STATED TASK:
Which lines in the records below contain the word "marker"? Copy each one out.

TASK MATERIAL:
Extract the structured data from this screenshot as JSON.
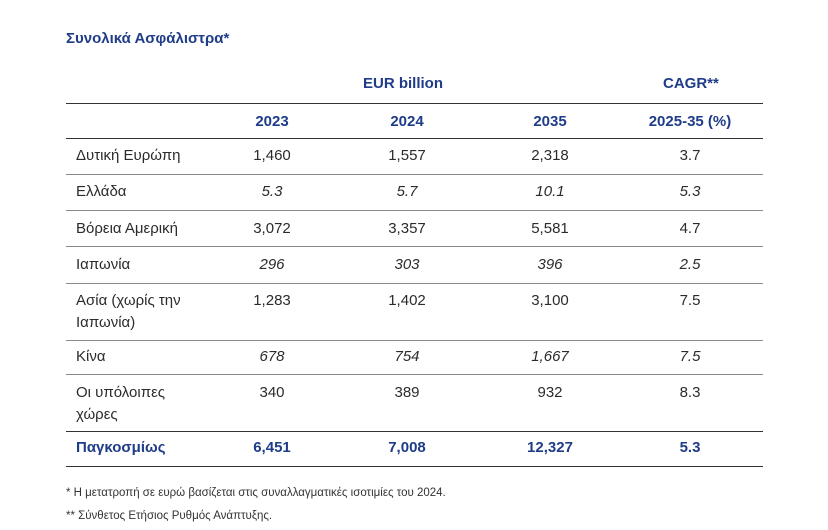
{
  "title": "Συνολικά Ασφάλιστρα*",
  "group_headers": {
    "eur": "EUR billion",
    "cagr": "CAGR**"
  },
  "columns": [
    "2023",
    "2024",
    "2035",
    "2025-35 (%)"
  ],
  "rows": [
    {
      "label": "Δυτική Ευρώπη",
      "values": [
        "1,460",
        "1,557",
        "2,318",
        "3.7"
      ],
      "italic": false
    },
    {
      "label": "Ελλάδα",
      "values": [
        "5.3",
        "5.7",
        "10.1",
        "5.3"
      ],
      "italic": true
    },
    {
      "label": "Βόρεια Αμερική",
      "values": [
        "3,072",
        "3,357",
        "5,581",
        "4.7"
      ],
      "italic": false
    },
    {
      "label": "Ιαπωνία",
      "values": [
        "296",
        "303",
        "396",
        "2.5"
      ],
      "italic": true
    },
    {
      "label": "Ασία (χωρίς την Ιαπωνία)",
      "values": [
        "1,283",
        "1,402",
        "3,100",
        "7.5"
      ],
      "italic": false
    },
    {
      "label": "Κίνα",
      "values": [
        "678",
        "754",
        "1,667",
        "7.5"
      ],
      "italic": true
    },
    {
      "label": "Οι υπόλοιπες χώρες",
      "values": [
        "340",
        "389",
        "932",
        "8.3"
      ],
      "italic": false
    }
  ],
  "total": {
    "label": "Παγκοσμίως",
    "values": [
      "6,451",
      "7,008",
      "12,327",
      "5.3"
    ]
  },
  "footnotes": [
    "*  Η μετατροπή σε ευρώ βασίζεται στις συναλλαγματικές ισοτιμίες του 2024.",
    "**  Σύνθετος Ετήσιος Ρυθμός Ανάπτυξης."
  ]
}
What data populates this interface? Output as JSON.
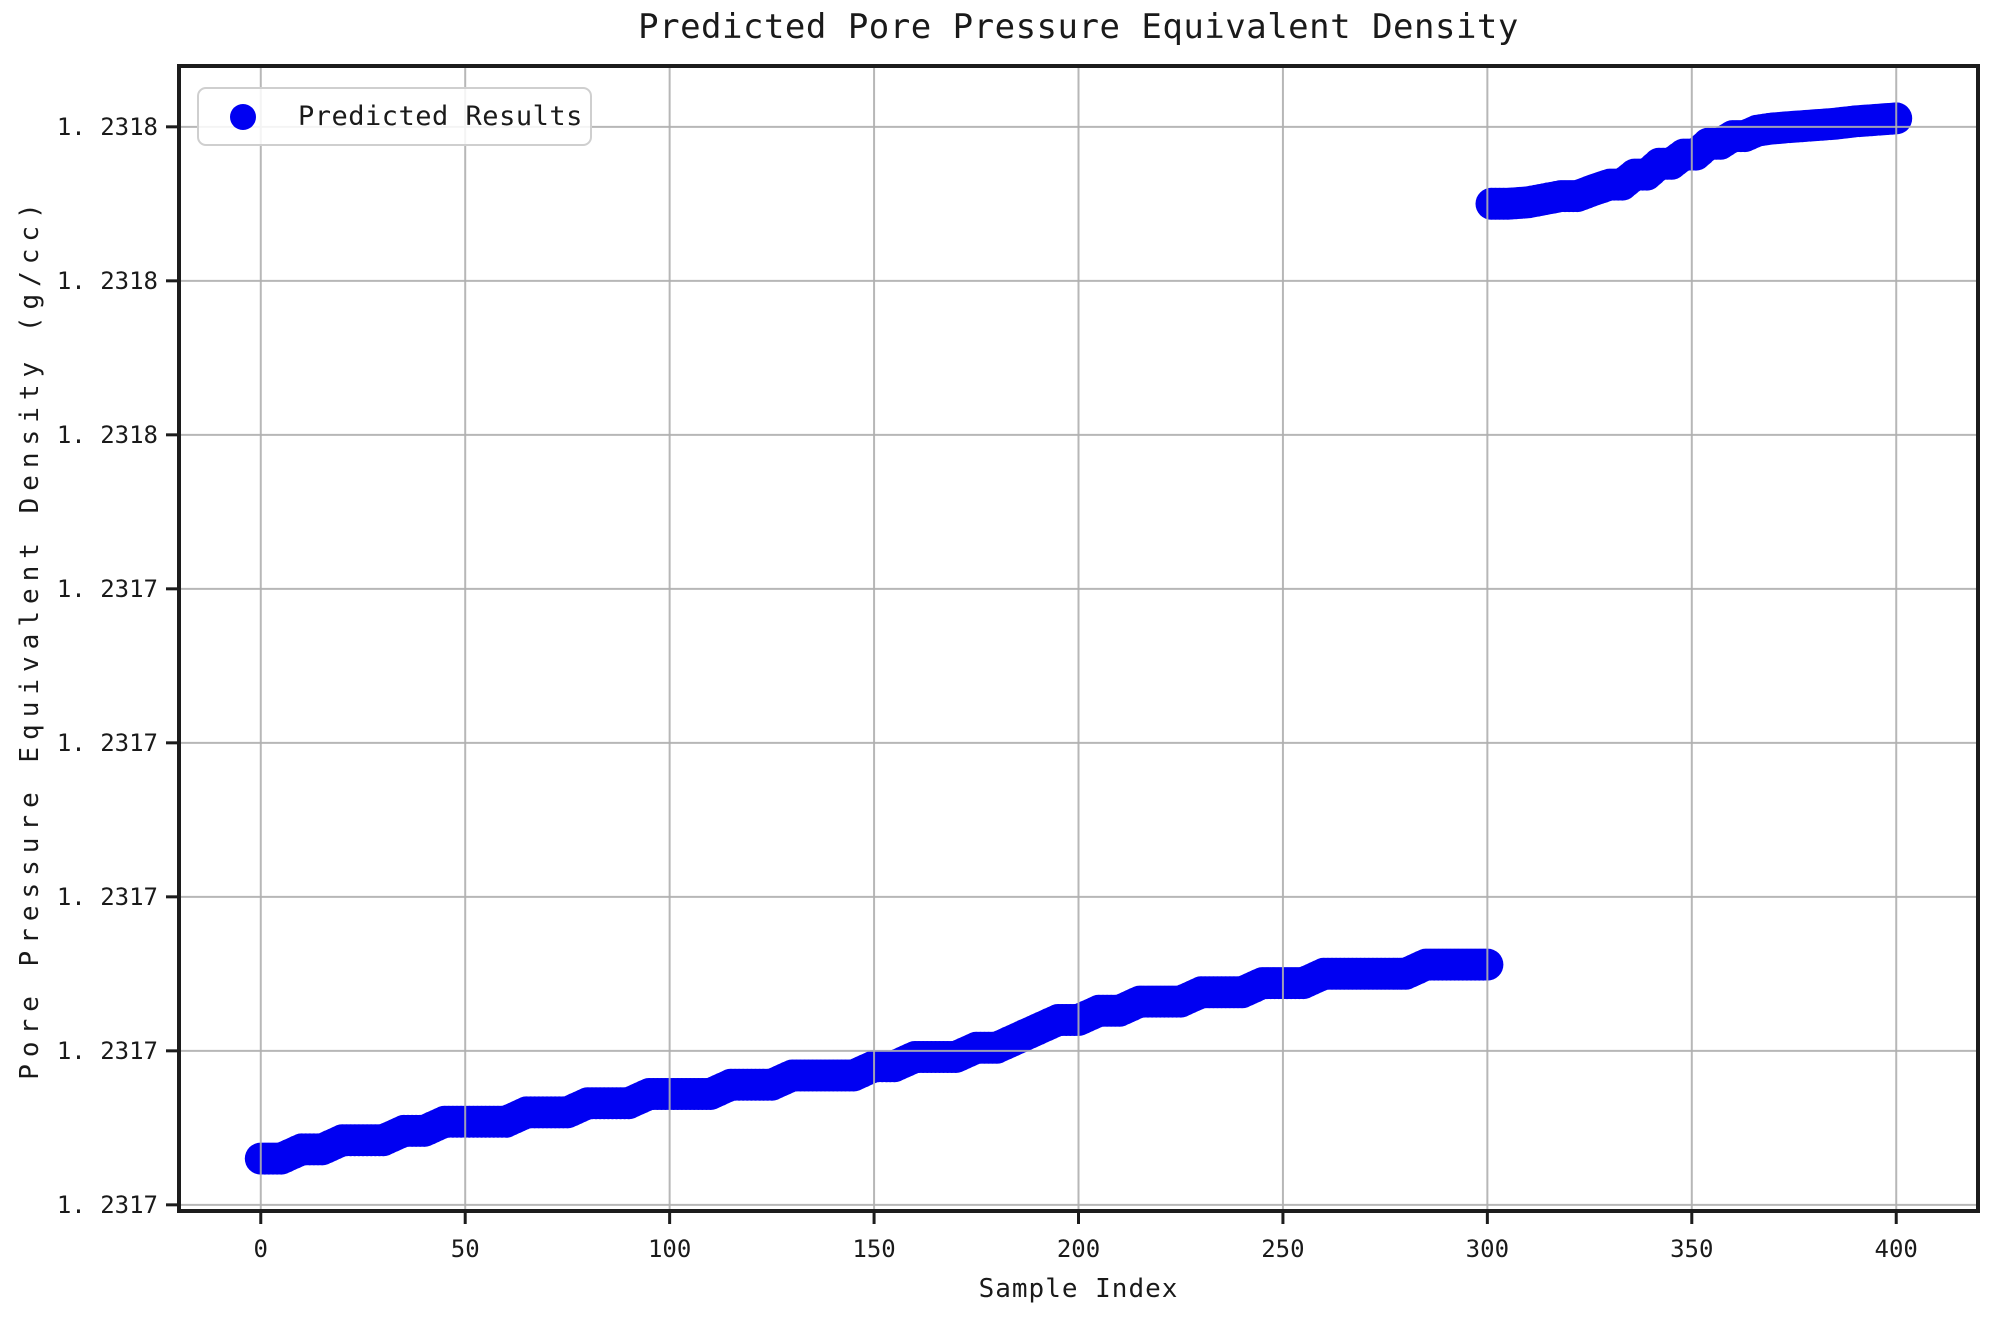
{
  "chart_data": {
    "type": "scatter",
    "title": "Predicted Pore Pressure Equivalent Density",
    "xlabel": "Sample Index",
    "ylabel": "Pore Pressure Equivalent Density (g/cc)",
    "legend": {
      "label": "Predicted Results",
      "position": "upper left"
    },
    "grid": true,
    "xlim": [
      -20,
      420
    ],
    "ylim": [
      1.2316592,
      1.2318079
    ],
    "xticks": [
      {
        "value": 0,
        "label": "0"
      },
      {
        "value": 50,
        "label": "50"
      },
      {
        "value": 100,
        "label": "100"
      },
      {
        "value": 150,
        "label": "150"
      },
      {
        "value": 200,
        "label": "200"
      },
      {
        "value": 250,
        "label": "250"
      },
      {
        "value": 300,
        "label": "300"
      },
      {
        "value": 350,
        "label": "350"
      },
      {
        "value": 400,
        "label": "400"
      }
    ],
    "yticks": [
      {
        "value": 1.23166,
        "label": "1. 2317"
      },
      {
        "value": 1.23168,
        "label": "1. 2317"
      },
      {
        "value": 1.2317,
        "label": "1. 2317"
      },
      {
        "value": 1.23172,
        "label": "1. 2317"
      },
      {
        "value": 1.23174,
        "label": "1. 2317"
      },
      {
        "value": 1.23176,
        "label": "1. 2318"
      },
      {
        "value": 1.23178,
        "label": "1. 2318"
      },
      {
        "value": 1.2318,
        "label": "1. 2318"
      }
    ],
    "marker": {
      "shape": "circle",
      "color": "#0000f2",
      "radius_px": 16
    },
    "series": [
      {
        "name": "Predicted Results",
        "points": [
          [
            0,
            1.231666
          ],
          [
            5,
            1.231666
          ],
          [
            10,
            1.2316672
          ],
          [
            15,
            1.2316672
          ],
          [
            20,
            1.2316684
          ],
          [
            25,
            1.2316684
          ],
          [
            30,
            1.2316684
          ],
          [
            35,
            1.2316696
          ],
          [
            40,
            1.2316696
          ],
          [
            45,
            1.2316708
          ],
          [
            50,
            1.2316708
          ],
          [
            55,
            1.2316708
          ],
          [
            60,
            1.2316708
          ],
          [
            65,
            1.231672
          ],
          [
            70,
            1.231672
          ],
          [
            75,
            1.231672
          ],
          [
            80,
            1.2316732
          ],
          [
            85,
            1.2316732
          ],
          [
            90,
            1.2316732
          ],
          [
            95,
            1.2316744
          ],
          [
            100,
            1.2316744
          ],
          [
            105,
            1.2316744
          ],
          [
            110,
            1.2316744
          ],
          [
            115,
            1.2316756
          ],
          [
            120,
            1.2316756
          ],
          [
            125,
            1.2316756
          ],
          [
            130,
            1.2316768
          ],
          [
            135,
            1.2316768
          ],
          [
            140,
            1.2316768
          ],
          [
            145,
            1.2316768
          ],
          [
            150,
            1.231678
          ],
          [
            155,
            1.231678
          ],
          [
            160,
            1.2316792
          ],
          [
            165,
            1.2316792
          ],
          [
            170,
            1.2316792
          ],
          [
            175,
            1.2316804
          ],
          [
            180,
            1.2316804
          ],
          [
            185,
            1.2316816
          ],
          [
            190,
            1.2316828
          ],
          [
            195,
            1.231684
          ],
          [
            200,
            1.231684
          ],
          [
            205,
            1.2316852
          ],
          [
            210,
            1.2316852
          ],
          [
            215,
            1.2316864
          ],
          [
            220,
            1.2316864
          ],
          [
            225,
            1.2316864
          ],
          [
            230,
            1.2316876
          ],
          [
            235,
            1.2316876
          ],
          [
            240,
            1.2316876
          ],
          [
            245,
            1.2316888
          ],
          [
            250,
            1.2316888
          ],
          [
            255,
            1.2316888
          ],
          [
            260,
            1.23169
          ],
          [
            265,
            1.23169
          ],
          [
            270,
            1.23169
          ],
          [
            275,
            1.23169
          ],
          [
            280,
            1.23169
          ],
          [
            285,
            1.2316912
          ],
          [
            290,
            1.2316912
          ],
          [
            295,
            1.2316912
          ],
          [
            300,
            1.2316912
          ],
          [
            301,
            1.23179
          ],
          [
            305,
            1.23179
          ],
          [
            310,
            1.2317902
          ],
          [
            314,
            1.2317906
          ],
          [
            318,
            1.231791
          ],
          [
            322,
            1.231791
          ],
          [
            326,
            1.2317918
          ],
          [
            330,
            1.2317925
          ],
          [
            333,
            1.2317925
          ],
          [
            336,
            1.2317938
          ],
          [
            339,
            1.2317938
          ],
          [
            342,
            1.2317952
          ],
          [
            345,
            1.2317952
          ],
          [
            348,
            1.2317964
          ],
          [
            351,
            1.2317964
          ],
          [
            354,
            1.2317978
          ],
          [
            357,
            1.2317978
          ],
          [
            360,
            1.2317988
          ],
          [
            363,
            1.2317988
          ],
          [
            366,
            1.2317995
          ],
          [
            370,
            1.2317998
          ],
          [
            375,
            1.2318
          ],
          [
            380,
            1.2318002
          ],
          [
            385,
            1.2318004
          ],
          [
            390,
            1.2318007
          ],
          [
            395,
            1.2318009
          ],
          [
            400,
            1.2318011
          ]
        ]
      }
    ]
  },
  "style": {
    "background": "#ffffff",
    "spine_color": "#1c1c1c",
    "grid_color": "#b0b0b0",
    "text_color": "#1a1a1a",
    "legend_border": "#cfcfcf",
    "point_color": "#0000f2"
  }
}
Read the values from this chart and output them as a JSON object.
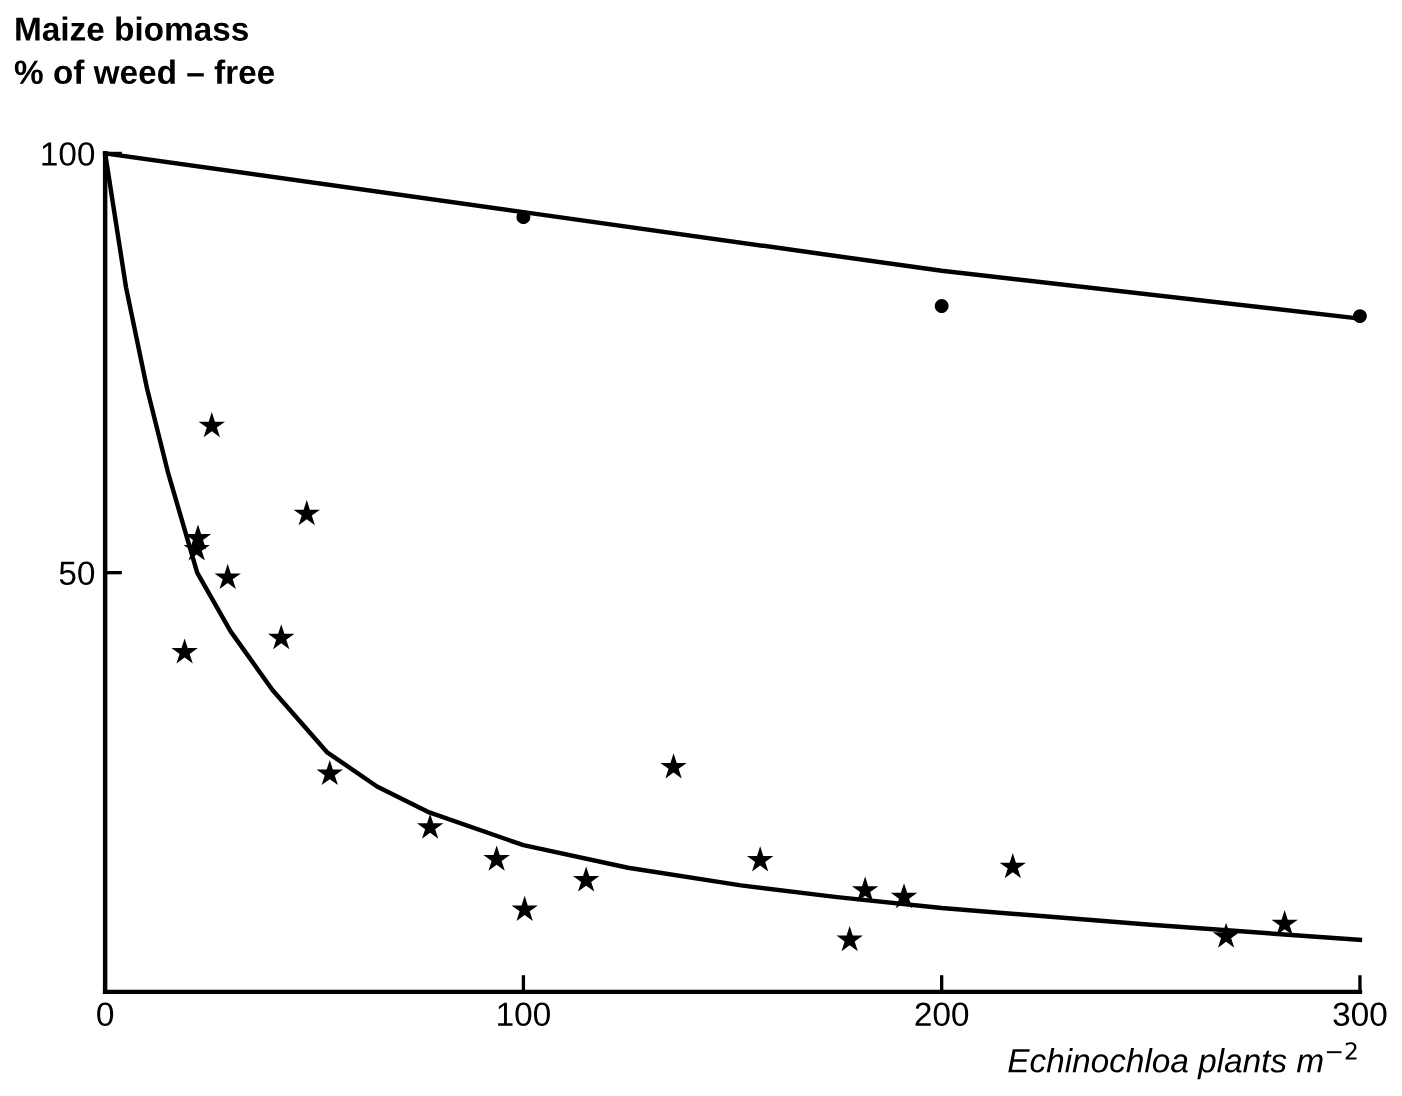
{
  "chart_data": {
    "type": "scatter",
    "ylabel": "Maize biomass\n% of weed – free",
    "xlabel": "Echinochloa plants m$^{−2}$",
    "xlim": [
      0,
      300
    ],
    "ylim": [
      0,
      100
    ],
    "xticks": [
      0,
      100,
      200,
      300
    ],
    "yticks": [
      {
        "value": 0,
        "label": null
      },
      50,
      100
    ],
    "grid": false,
    "legend": false,
    "series": [
      {
        "marker": "circle",
        "color": "#000000",
        "x": [
          100,
          200,
          300
        ],
        "values": [
          92.4,
          81.8,
          80.6
        ]
      },
      {
        "type": "line",
        "marker": "none",
        "color": "#000000",
        "x": [
          0,
          100,
          200,
          300
        ],
        "values": [
          100,
          93,
          86,
          80.3
        ]
      },
      {
        "marker": "star",
        "color": "#000000",
        "x": [
          25.5,
          48.2,
          22.2,
          21.9,
          29.3,
          19,
          42.1,
          53.7,
          77.7,
          93.6,
          100.3,
          115,
          135.9,
          156.6,
          178,
          181.7,
          191,
          217,
          268,
          282
        ],
        "values": [
          67.5,
          57,
          54.1,
          52.8,
          49.4,
          40.5,
          42.2,
          26,
          19.6,
          15.8,
          9.8,
          13.3,
          26.8,
          15.7,
          6.2,
          12.1,
          11.3,
          14.9,
          6.6,
          8.1
        ]
      },
      {
        "type": "line",
        "marker": "none",
        "color": "#000000",
        "x": [
          0,
          5,
          10,
          15,
          22,
          30,
          40,
          53,
          65,
          77.5,
          100,
          125,
          152,
          175,
          200,
          250,
          300
        ],
        "values": [
          100,
          84,
          72,
          62,
          50,
          43,
          36,
          28.6,
          24.5,
          21.4,
          17.5,
          14.8,
          12.7,
          11.3,
          10,
          8,
          6.2
        ]
      }
    ]
  }
}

RESPONSE FOR THIS EXERCISE:
    "marker": {
        "marker": "circle",
        "marker": "none",
        "marker": "star",
        "marker": "none",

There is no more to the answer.